- [Challenge]
Output the full listing below exactly, without the pictures.

(Dataset records)
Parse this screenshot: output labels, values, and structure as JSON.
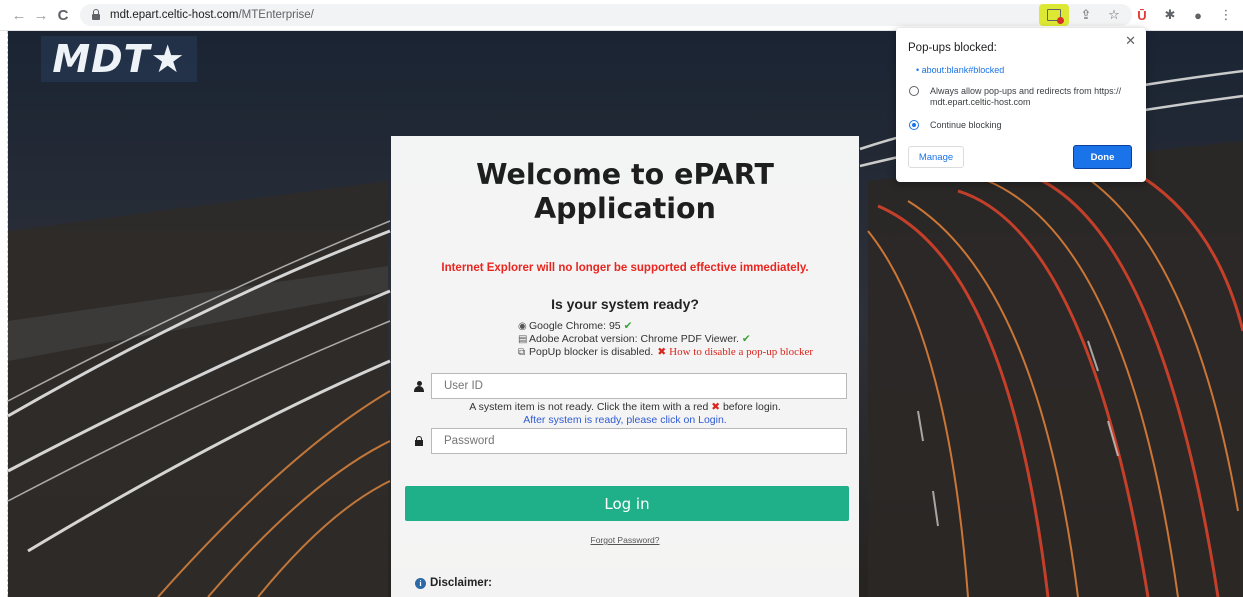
{
  "browser": {
    "url_host": "mdt.epart.celtic-host.com",
    "url_path": "/MTEnterprise/",
    "nav_back": "←",
    "nav_forward": "→",
    "nav_reload": "C"
  },
  "brand": {
    "logo_text": "MDT★"
  },
  "login": {
    "welcome_line1": "Welcome to ePART",
    "welcome_line2": "Application",
    "ie_warning": "Internet Explorer will no longer be supported effective immediately.",
    "ready_title": "Is your system ready?",
    "checks": [
      {
        "label": "Google Chrome: 95",
        "status": "ok"
      },
      {
        "label": "Adobe Acrobat version: Chrome PDF Viewer.",
        "status": "ok"
      },
      {
        "label": "PopUp blocker is disabled.",
        "status": "bad",
        "help": "How to disable a pop-up blocker"
      }
    ],
    "user_placeholder": "User ID",
    "password_placeholder": "Password",
    "not_ready_msg_a": "A system item is not ready. Click the item with a red",
    "not_ready_msg_b": "before login.",
    "after_ready_msg": "After system is ready, please click on Login.",
    "login_button": "Log in",
    "forgot_password": "Forgot Password?",
    "disclaimer_label": "Disclaimer:"
  },
  "popup_bubble": {
    "title": "Pop-ups blocked:",
    "blocked_link": "about:blank#blocked",
    "option_allow": "Always allow pop-ups and redirects from https://",
    "option_allow_line2": "mdt.epart.celtic-host.com",
    "option_block": "Continue blocking",
    "selected": "Continue blocking",
    "manage_button": "Manage",
    "done_button": "Done"
  },
  "colors": {
    "login_button": "#1fb08a",
    "warning": "#e8261f",
    "link_blue": "#1a73e8",
    "popup_icon_highlight": "#dde834"
  }
}
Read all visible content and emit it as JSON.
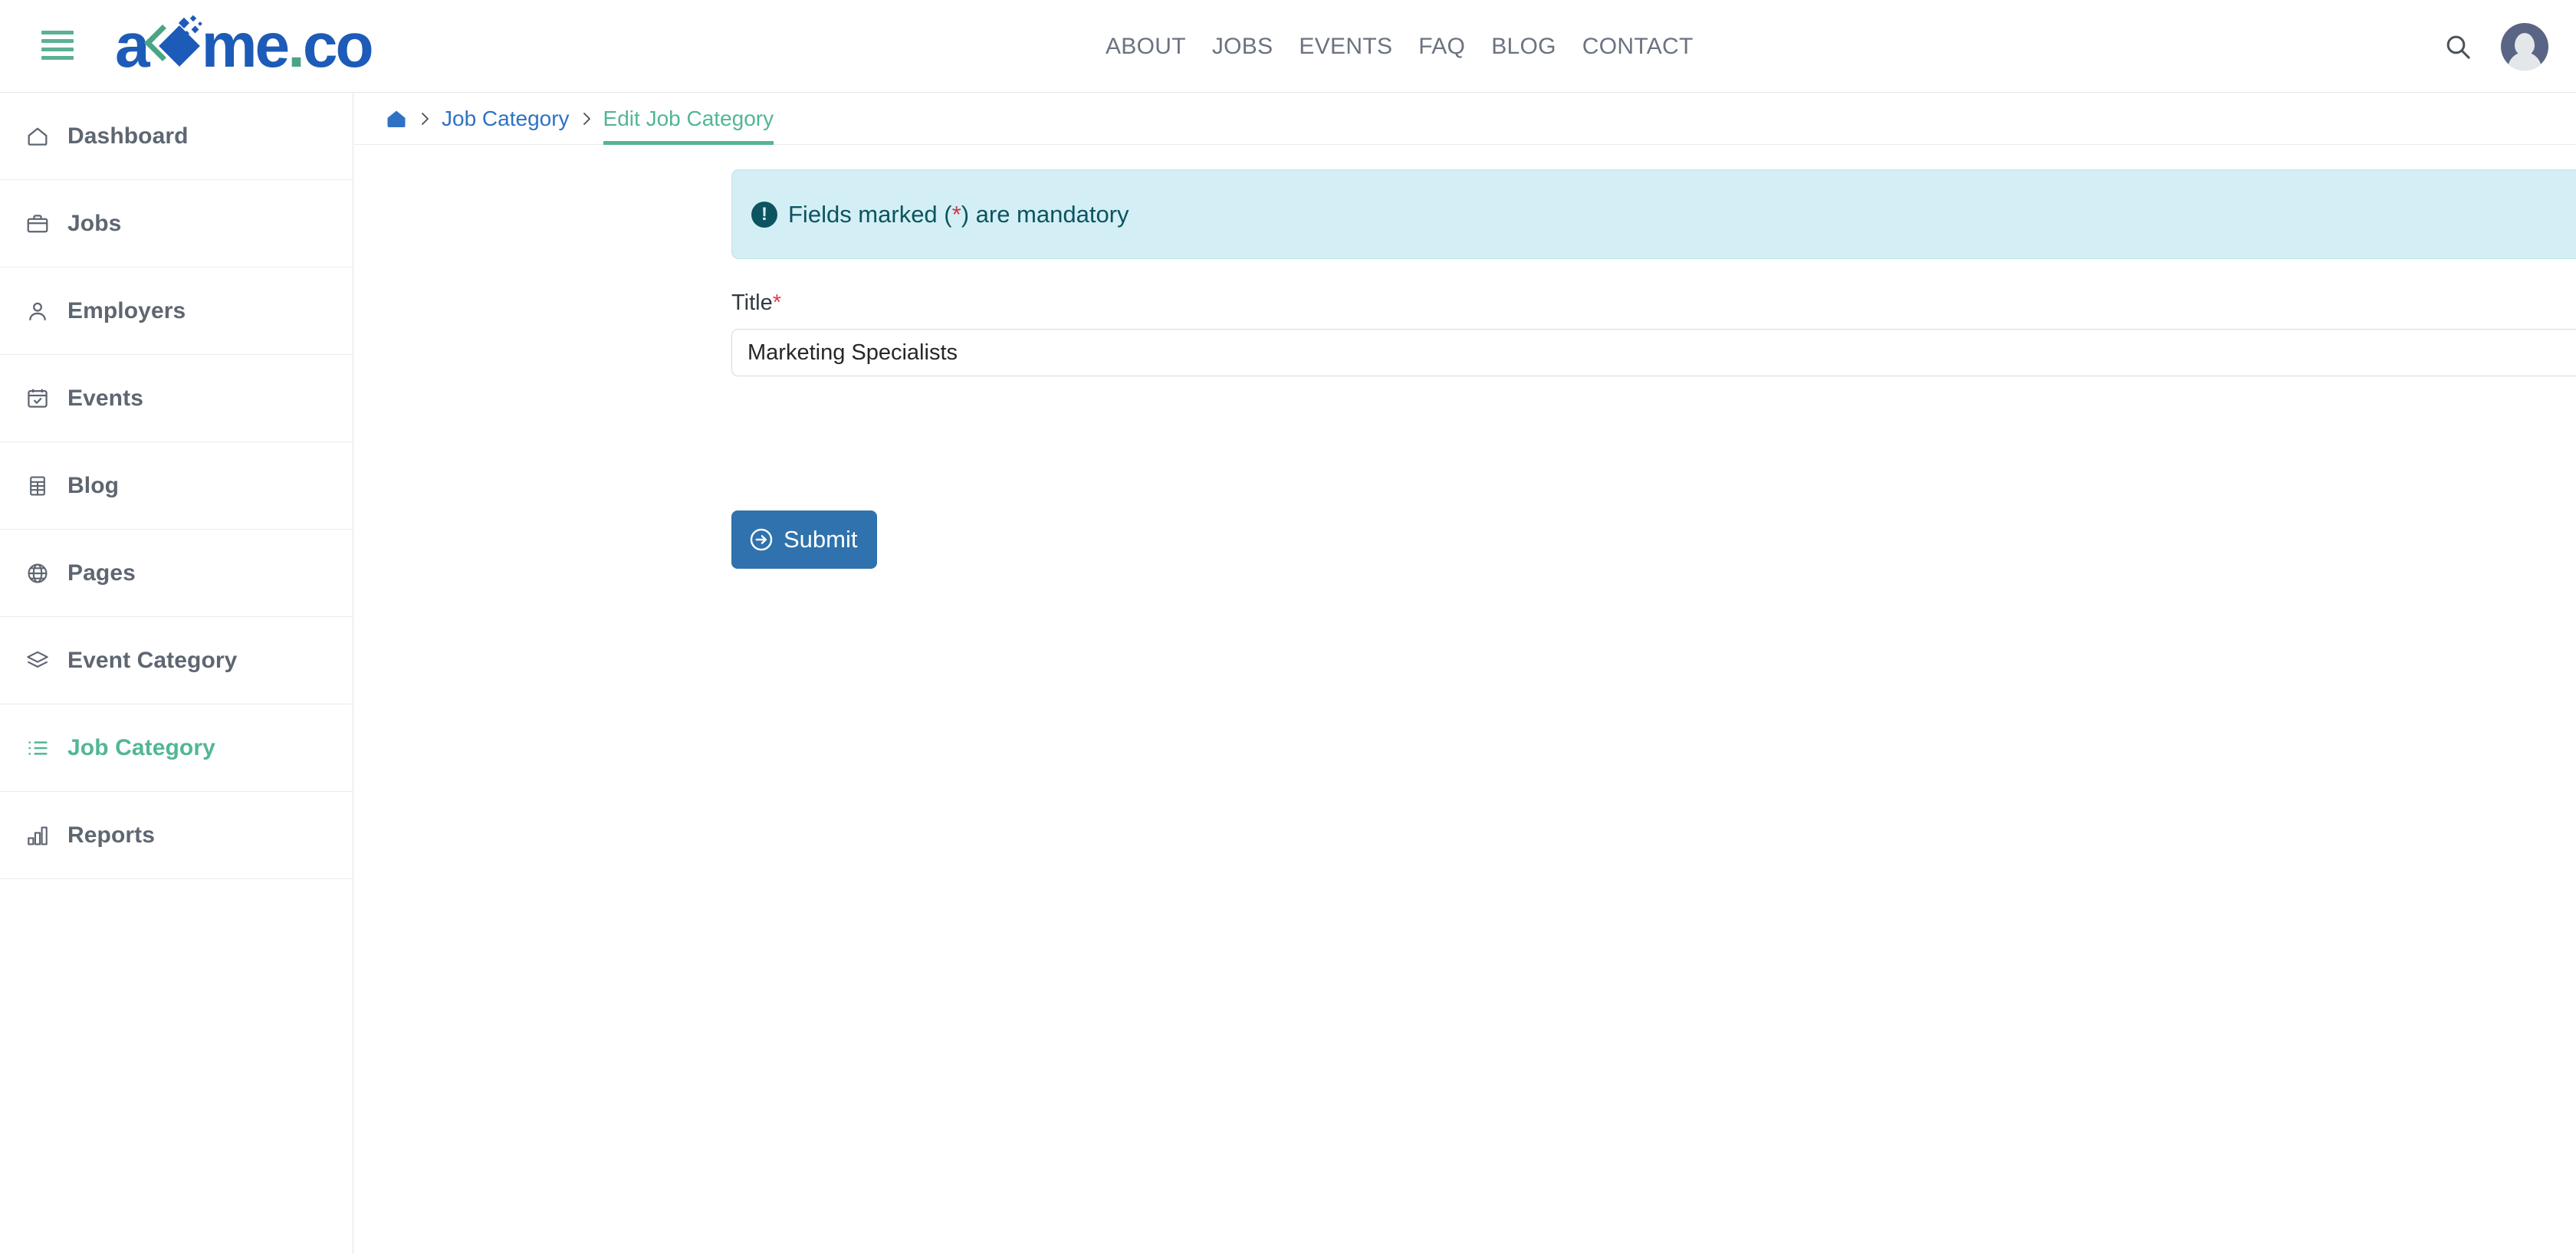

- [Output of the task]
Parse this screenshot: output labels, values, and structure as JSON.
{
  "browser": {
    "url_host": "mdt.epart.celtic-host.com",
    "url_path": "/MTEnterprise/",
    "nav_back": "←",
    "nav_forward": "→",
    "nav_reload": "C"
  },
  "brand": {
    "logo_text": "MDT★"
  },
  "login": {
    "welcome_line1": "Welcome to ePART",
    "welcome_line2": "Application",
    "ie_warning": "Internet Explorer will no longer be supported effective immediately.",
    "ready_title": "Is your system ready?",
    "checks": [
      {
        "label": "Google Chrome: 95",
        "status": "ok"
      },
      {
        "label": "Adobe Acrobat version: Chrome PDF Viewer.",
        "status": "ok"
      },
      {
        "label": "PopUp blocker is disabled.",
        "status": "bad",
        "help": "How to disable a pop-up blocker"
      }
    ],
    "user_placeholder": "User ID",
    "password_placeholder": "Password",
    "not_ready_msg_a": "A system item is not ready. Click the item with a red",
    "not_ready_msg_b": "before login.",
    "after_ready_msg": "After system is ready, please click on Login.",
    "login_button": "Log in",
    "forgot_password": "Forgot Password?",
    "disclaimer_label": "Disclaimer:"
  },
  "popup_bubble": {
    "title": "Pop-ups blocked:",
    "blocked_link": "about:blank#blocked",
    "option_allow": "Always allow pop-ups and redirects from https://",
    "option_allow_line2": "mdt.epart.celtic-host.com",
    "option_block": "Continue blocking",
    "selected": "Continue blocking",
    "manage_button": "Manage",
    "done_button": "Done"
  },
  "colors": {
    "login_button": "#1fb08a",
    "warning": "#e8261f",
    "link_blue": "#1a73e8",
    "popup_icon_highlight": "#dde834"
  }
}
Read all visible content and emit it as JSON.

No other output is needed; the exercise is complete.